Scan the data below and pick out the lines containing the word "this".

─── LISTED RECORDS ───

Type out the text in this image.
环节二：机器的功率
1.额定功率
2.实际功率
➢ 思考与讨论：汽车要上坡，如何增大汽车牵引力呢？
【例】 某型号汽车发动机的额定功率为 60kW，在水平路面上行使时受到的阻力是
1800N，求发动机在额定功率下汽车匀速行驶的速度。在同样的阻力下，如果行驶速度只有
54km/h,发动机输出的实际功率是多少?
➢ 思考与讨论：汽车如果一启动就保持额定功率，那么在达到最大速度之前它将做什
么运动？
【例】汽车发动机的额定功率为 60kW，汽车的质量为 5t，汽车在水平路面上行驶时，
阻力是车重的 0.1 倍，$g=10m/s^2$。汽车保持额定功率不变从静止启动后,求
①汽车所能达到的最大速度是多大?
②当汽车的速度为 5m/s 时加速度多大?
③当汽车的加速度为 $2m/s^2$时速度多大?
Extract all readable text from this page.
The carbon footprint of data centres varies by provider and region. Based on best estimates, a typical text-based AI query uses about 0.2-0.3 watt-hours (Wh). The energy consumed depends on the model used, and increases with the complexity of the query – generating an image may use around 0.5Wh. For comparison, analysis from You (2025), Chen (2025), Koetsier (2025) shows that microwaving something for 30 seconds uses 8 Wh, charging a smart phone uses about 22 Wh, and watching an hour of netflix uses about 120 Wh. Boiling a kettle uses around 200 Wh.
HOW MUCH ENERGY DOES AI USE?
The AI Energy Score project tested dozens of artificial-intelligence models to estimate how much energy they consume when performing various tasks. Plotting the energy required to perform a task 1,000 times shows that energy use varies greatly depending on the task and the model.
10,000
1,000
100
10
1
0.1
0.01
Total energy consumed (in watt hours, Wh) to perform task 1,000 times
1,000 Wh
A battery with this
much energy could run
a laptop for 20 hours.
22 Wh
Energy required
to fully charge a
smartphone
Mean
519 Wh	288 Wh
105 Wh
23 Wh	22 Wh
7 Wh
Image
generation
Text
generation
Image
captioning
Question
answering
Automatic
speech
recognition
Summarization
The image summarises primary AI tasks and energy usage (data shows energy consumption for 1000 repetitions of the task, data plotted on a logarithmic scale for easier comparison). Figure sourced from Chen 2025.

───

## [EXERCISE SOLUTION]
Type out the text in this image.
Extract all readable text from this page.
A battery with this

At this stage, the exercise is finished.